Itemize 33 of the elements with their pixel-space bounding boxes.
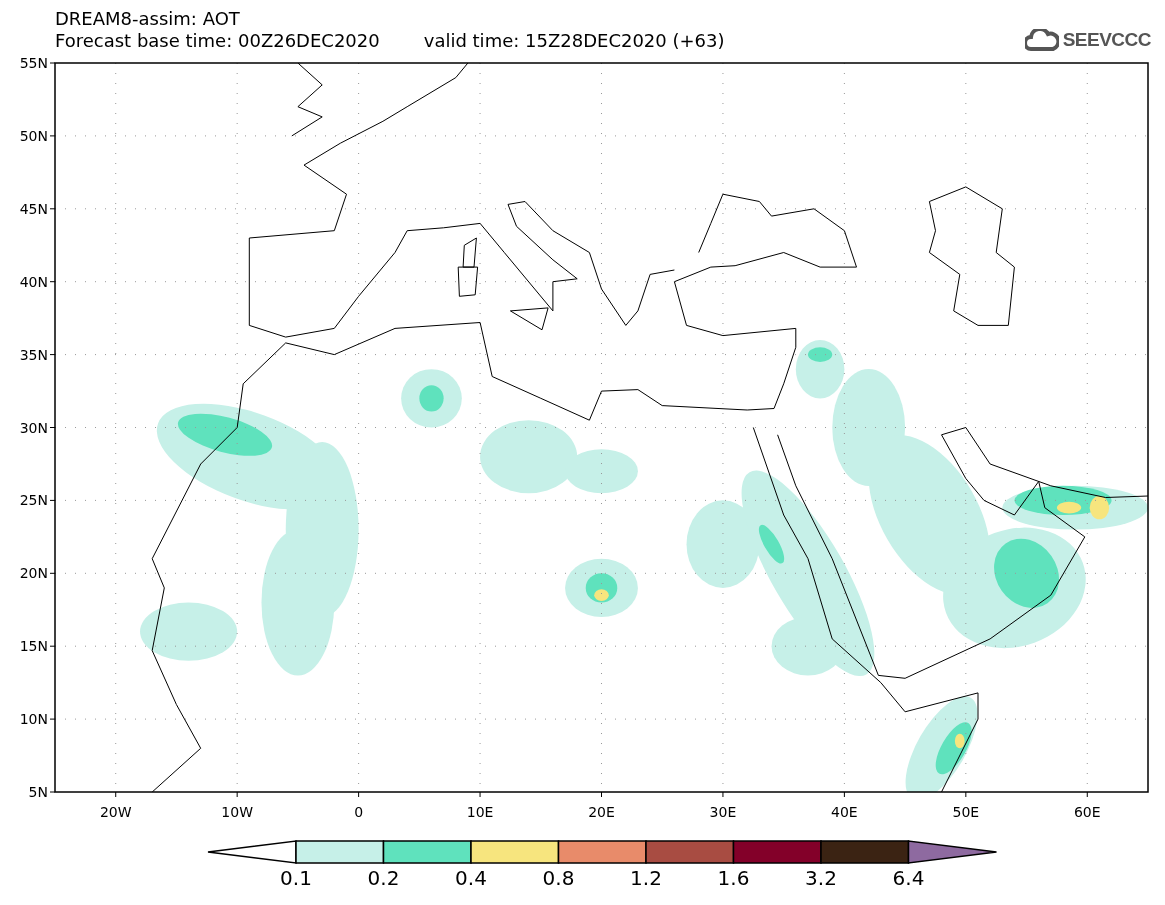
longitude-label: 10E bbox=[466, 804, 494, 820]
latitude-label: 35N bbox=[19, 346, 48, 363]
longitude-label: 20E bbox=[588, 804, 615, 820]
valid-time-label: valid time: 15Z28DEC2020 (+63) bbox=[423, 30, 725, 52]
cloud-icon bbox=[1024, 29, 1059, 52]
longitude-label: 0 bbox=[354, 804, 364, 820]
latitude-label: 30N bbox=[19, 419, 48, 436]
longitude-label: 10W bbox=[221, 804, 253, 820]
latitude-label: 15N bbox=[19, 638, 48, 655]
longitude-label: 40E bbox=[831, 804, 858, 820]
latitude-label: 5N bbox=[28, 784, 48, 800]
colorbar-label: 6.4 bbox=[892, 866, 925, 890]
longitude-label: 30E bbox=[709, 804, 737, 820]
colorbar-label: 1.6 bbox=[717, 866, 750, 890]
latitude-label: 20N bbox=[19, 565, 48, 582]
logo-text: SEEVCCC bbox=[1062, 28, 1151, 52]
latitude-label: 50N bbox=[19, 127, 48, 144]
longitude-label: 20W bbox=[99, 804, 132, 820]
colorbar-label: 0.1 bbox=[280, 866, 312, 890]
latitude-label: 40N bbox=[19, 273, 48, 290]
latitude-label: 25N bbox=[19, 492, 48, 509]
chart-title: DREAM8-assim: AOT bbox=[55, 8, 241, 30]
colorbar-label: 3.2 bbox=[805, 866, 837, 890]
latitude-label: 45N bbox=[19, 200, 48, 217]
colorbar-label: 1.2 bbox=[630, 866, 662, 890]
longitude-label: 60E bbox=[1073, 804, 1101, 820]
colorbar-label: 0.2 bbox=[367, 866, 400, 890]
latitude-label: 55N bbox=[19, 58, 48, 71]
longitude-label: 50E bbox=[952, 804, 980, 820]
base-time-label: Forecast base time: 00Z26DEC2020 bbox=[55, 30, 380, 52]
colorbar-label: 0.8 bbox=[542, 866, 575, 890]
latitude-label: 10N bbox=[19, 711, 48, 728]
colorbar-label: 0.4 bbox=[455, 866, 487, 890]
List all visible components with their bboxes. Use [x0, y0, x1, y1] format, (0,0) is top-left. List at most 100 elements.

···

TASK STATEMENT
Please pick out and copy each line of the items above that contains the string "with". Case counts.

TASK RESULT
Itemize 33 of the elements with their pixel-space bounding boxes.
List all visible components with their bboxes. Use [x0, y0, x1, y1] format, (0,0) is top-left. List at most 100 elements.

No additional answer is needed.